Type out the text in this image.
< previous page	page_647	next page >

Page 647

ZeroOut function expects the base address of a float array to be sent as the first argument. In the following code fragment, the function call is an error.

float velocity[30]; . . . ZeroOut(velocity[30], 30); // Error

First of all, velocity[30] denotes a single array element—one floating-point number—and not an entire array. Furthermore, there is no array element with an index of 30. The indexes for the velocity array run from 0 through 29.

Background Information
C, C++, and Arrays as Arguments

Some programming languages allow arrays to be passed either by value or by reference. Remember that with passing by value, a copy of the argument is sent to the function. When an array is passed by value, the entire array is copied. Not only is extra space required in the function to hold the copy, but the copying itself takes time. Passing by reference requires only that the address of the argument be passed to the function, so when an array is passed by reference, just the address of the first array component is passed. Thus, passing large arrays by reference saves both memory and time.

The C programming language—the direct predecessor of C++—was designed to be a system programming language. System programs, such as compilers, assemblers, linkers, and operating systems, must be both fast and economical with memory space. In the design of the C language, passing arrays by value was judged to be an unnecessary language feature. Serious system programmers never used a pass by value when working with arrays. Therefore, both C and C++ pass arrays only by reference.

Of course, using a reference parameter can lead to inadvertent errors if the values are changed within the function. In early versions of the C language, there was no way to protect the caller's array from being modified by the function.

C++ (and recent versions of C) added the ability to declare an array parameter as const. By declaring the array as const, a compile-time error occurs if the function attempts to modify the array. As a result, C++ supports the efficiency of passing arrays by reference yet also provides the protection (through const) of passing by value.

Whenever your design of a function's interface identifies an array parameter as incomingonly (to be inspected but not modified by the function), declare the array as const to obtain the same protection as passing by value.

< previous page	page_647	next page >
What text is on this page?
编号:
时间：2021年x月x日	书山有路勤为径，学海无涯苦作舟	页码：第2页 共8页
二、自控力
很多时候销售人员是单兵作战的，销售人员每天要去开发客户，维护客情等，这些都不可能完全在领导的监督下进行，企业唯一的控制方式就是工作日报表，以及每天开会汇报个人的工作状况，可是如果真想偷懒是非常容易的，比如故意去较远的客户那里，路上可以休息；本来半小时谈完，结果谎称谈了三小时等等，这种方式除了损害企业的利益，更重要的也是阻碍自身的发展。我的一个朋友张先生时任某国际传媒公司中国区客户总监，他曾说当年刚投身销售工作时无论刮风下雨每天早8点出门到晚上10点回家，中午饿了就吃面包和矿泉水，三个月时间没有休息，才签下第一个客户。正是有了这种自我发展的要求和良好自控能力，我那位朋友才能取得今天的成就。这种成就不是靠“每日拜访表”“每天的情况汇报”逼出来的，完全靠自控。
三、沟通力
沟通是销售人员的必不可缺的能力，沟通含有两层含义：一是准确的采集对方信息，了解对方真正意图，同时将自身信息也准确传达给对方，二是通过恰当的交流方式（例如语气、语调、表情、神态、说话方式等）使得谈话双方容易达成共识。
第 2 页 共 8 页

══════════════════════════════

What needs to be done:
Here, the records must be output exactly and in full.

Task response:
Type out the text in this image.
< previous page	page_647	next page >

Page 647

ZeroOut function expects the base address of a float array to be sent as the first argument. In the following code fragment, the function call is an error.

float velocity[30]; . . . ZeroOut(velocity[30], 30); // Error

First of all, velocity[30] denotes a single array element—one floating-point number—and not an entire array. Furthermore, there is no array element with an index of 30. The indexes for the velocity array run from 0 through 29.

Background Information
C, C++, and Arrays as Arguments

Some programming languages allow arrays to be passed either by value or by reference. Remember that with passing by value, a copy of the argument is sent to the function. When an array is passed by value, the entire array is copied. Not only is extra space required in the function to hold the copy, but the copying itself takes time. Passing by reference requires only that the address of the argument be passed to the function, so when an array is passed by reference, just the address of the first array component is passed. Thus, passing large arrays by reference saves both memory and time.

The C programming language—the direct predecessor of C++—was designed to be a system programming language. System programs, such as compilers, assemblers, linkers, and operating systems, must be both fast and economical with memory space. In the design of the C language, passing arrays by value was judged to be an unnecessary language feature. Serious system programmers never used a pass by value when working with arrays. Therefore, both C and C++ pass arrays only by reference.

Of course, using a reference parameter can lead to inadvertent errors if the values are changed within the function. In early versions of the C language, there was no way to protect the caller's array from being modified by the function.

C++ (and recent versions of C) added the ability to declare an array parameter as const. By declaring the array as const, a compile-time error occurs if the function attempts to modify the array. As a result, C++ supports the efficiency of passing arrays by reference yet also provides the protection (through const) of passing by value.

Whenever your design of a function's interface identifies an array parameter as incomingonly (to be inspected but not modified by the function), declare the array as const to obtain the same protection as passing by value.

< previous page	page_647	next page >
What text is on this page?
编号:
时间：2021年x月x日	书山有路勤为径，学海无涯苦作舟	页码：第2页 共8页
二、自控力
很多时候销售人员是单兵作战的，销售人员每天要去开发客户，维护客情等，这些都不可能完全在领导的监督下进行，企业唯一的控制方式就是工作日报表，以及每天开会汇报个人的工作状况，可是如果真想偷懒是非常容易的，比如故意去较远的客户那里，路上可以休息；本来半小时谈完，结果谎称谈了三小时等等，这种方式除了损害企业的利益，更重要的也是阻碍自身的发展。我的一个朋友张先生时任某国际传媒公司中国区客户总监，他曾说当年刚投身销售工作时无论刮风下雨每天早8点出门到晚上10点回家，中午饿了就吃面包和矿泉水，三个月时间没有休息，才签下第一个客户。正是有了这种自我发展的要求和良好自控能力，我那位朋友才能取得今天的成就。这种成就不是靠“每日拜访表”“每天的情况汇报”逼出来的，完全靠自控。
三、沟通力
沟通是销售人员的必不可缺的能力，沟通含有两层含义：一是准确的采集对方信息，了解对方真正意图，同时将自身信息也准确传达给对方，二是通过恰当的交流方式（例如语气、语调、表情、神态、说话方式等）使得谈话双方容易达成共识。
第 2 页 共 8 页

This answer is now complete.